■ Instruction
Which lines in the material below contain the word "Madame"? Copy each of them.

■ Records for the task
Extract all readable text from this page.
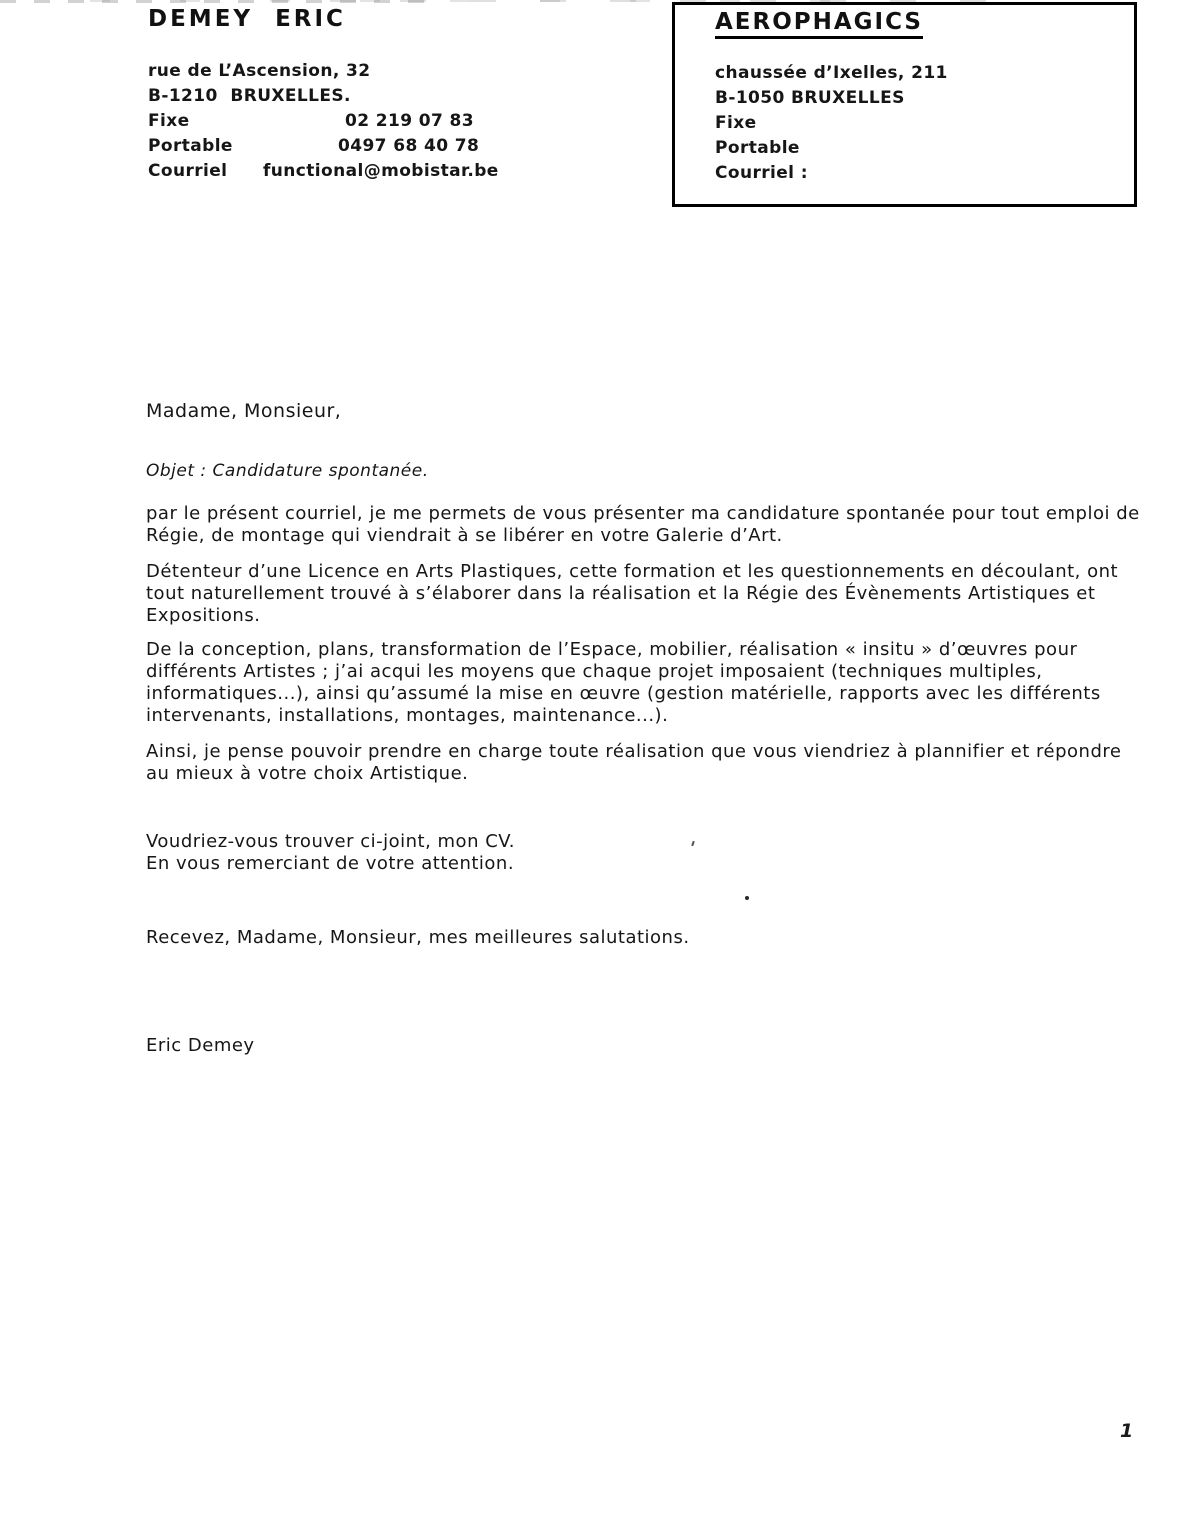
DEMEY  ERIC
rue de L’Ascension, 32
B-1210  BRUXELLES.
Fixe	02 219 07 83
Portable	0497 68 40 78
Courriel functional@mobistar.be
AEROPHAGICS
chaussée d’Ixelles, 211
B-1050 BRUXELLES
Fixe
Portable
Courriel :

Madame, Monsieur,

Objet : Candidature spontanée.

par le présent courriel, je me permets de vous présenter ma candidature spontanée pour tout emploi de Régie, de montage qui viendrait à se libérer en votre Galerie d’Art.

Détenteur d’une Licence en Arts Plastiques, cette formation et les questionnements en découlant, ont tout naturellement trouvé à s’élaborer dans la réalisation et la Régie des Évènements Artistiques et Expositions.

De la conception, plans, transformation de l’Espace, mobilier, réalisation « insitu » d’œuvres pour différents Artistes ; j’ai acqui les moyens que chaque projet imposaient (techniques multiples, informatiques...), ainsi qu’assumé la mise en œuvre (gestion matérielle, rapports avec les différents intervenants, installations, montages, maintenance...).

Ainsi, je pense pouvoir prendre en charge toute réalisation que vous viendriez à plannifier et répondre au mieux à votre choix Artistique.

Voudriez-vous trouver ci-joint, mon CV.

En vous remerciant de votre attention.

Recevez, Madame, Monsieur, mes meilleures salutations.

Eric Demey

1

■ Reply
Madame, Monsieur,
Recevez, Madame, Monsieur, mes meilleures salutations.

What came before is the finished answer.